» INFORMATION SUPPLIED:
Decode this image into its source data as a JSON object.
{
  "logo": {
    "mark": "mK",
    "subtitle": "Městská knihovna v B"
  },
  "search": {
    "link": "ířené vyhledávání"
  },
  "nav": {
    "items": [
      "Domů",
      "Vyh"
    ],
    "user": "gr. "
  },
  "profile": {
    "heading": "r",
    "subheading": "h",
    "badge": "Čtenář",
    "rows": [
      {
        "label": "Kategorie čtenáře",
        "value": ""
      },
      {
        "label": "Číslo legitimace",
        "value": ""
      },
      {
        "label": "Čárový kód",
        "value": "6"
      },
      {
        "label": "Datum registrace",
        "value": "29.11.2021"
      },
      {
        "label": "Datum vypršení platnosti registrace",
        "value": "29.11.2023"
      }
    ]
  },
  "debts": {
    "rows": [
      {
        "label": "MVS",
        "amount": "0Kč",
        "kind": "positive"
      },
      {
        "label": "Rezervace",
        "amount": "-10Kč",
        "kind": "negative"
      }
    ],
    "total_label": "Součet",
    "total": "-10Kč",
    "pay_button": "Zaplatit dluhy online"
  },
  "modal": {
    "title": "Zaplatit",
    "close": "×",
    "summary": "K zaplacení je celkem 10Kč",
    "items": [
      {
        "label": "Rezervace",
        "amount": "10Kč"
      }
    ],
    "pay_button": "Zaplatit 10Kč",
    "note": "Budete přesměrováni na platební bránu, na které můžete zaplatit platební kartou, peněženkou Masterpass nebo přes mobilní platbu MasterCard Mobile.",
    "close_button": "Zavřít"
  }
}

» YOUR OBJECTIVE: List each line in the listing that contains the string "value".

» THE ANSWER:
        "value": ""
        "value": ""
        "value": "6"
        "value": "29.11.2021"
        "value": "29.11.2023"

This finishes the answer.